> **SHORT PROBLEM**: Revise the items from the first line through the line containing "product-image[interactable]: TE xyxy=(573,19,1085,419)", changing "bbox" to "bounding box" and leaving everything else unchanged.

> **SUPPLIED DATA**:
----

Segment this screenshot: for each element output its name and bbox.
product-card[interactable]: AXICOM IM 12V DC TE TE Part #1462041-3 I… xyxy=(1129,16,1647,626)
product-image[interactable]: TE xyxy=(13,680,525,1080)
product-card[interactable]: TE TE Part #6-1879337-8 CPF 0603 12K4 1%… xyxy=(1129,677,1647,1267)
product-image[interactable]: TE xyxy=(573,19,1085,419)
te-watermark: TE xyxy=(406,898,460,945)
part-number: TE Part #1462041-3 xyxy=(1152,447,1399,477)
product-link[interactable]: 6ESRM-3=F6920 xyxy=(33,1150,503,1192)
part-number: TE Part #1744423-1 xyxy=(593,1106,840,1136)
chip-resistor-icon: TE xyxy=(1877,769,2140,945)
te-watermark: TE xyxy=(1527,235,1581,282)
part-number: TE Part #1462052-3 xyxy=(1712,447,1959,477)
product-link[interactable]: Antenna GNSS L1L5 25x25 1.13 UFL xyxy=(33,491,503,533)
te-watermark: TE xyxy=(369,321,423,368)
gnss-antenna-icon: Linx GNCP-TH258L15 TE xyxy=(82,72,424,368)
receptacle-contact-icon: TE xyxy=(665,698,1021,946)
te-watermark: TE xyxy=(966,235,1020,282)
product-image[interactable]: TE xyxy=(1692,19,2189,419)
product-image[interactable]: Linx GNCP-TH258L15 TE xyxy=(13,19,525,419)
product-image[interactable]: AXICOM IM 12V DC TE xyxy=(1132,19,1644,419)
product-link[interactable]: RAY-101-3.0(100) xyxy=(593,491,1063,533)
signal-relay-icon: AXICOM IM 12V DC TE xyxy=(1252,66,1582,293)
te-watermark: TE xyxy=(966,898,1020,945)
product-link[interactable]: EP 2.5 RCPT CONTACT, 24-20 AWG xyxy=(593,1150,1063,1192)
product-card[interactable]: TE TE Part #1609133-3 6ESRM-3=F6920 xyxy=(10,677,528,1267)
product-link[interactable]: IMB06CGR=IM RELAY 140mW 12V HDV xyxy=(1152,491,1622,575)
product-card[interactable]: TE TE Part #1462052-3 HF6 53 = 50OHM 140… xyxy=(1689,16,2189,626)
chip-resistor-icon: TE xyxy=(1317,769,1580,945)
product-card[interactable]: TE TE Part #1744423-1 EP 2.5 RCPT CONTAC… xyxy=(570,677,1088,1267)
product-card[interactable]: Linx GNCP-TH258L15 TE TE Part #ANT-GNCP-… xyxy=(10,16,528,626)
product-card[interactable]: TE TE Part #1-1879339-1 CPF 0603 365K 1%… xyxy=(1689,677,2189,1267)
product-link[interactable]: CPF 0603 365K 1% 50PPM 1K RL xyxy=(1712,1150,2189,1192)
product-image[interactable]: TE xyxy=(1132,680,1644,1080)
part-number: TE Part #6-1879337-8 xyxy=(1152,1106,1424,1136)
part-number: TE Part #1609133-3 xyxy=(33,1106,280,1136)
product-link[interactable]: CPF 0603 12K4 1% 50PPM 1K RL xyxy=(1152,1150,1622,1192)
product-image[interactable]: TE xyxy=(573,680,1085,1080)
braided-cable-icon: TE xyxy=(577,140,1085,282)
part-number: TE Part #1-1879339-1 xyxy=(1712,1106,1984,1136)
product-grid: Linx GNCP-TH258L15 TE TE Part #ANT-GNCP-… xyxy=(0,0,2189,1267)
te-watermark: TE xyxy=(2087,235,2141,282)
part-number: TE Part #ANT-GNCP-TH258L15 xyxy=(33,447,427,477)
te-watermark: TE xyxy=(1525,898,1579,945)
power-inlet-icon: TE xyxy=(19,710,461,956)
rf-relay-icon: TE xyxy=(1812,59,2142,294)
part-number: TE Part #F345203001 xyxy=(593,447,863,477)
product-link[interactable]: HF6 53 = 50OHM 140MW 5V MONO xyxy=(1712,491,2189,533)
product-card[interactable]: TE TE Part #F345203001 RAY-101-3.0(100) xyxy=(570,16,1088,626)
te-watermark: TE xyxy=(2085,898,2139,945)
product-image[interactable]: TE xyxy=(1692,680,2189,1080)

----

> **THE ANSWER**:
Segment this screenshot: for each element output its name and bounding box.
product-card[interactable]: AXICOM IM 12V DC TE TE Part #1462041-3 I… xyxy=(1129,16,1647,626)
product-image[interactable]: TE xyxy=(13,680,525,1080)
product-card[interactable]: TE TE Part #6-1879337-8 CPF 0603 12K4 1%… xyxy=(1129,677,1647,1267)
product-image[interactable]: TE xyxy=(573,19,1085,419)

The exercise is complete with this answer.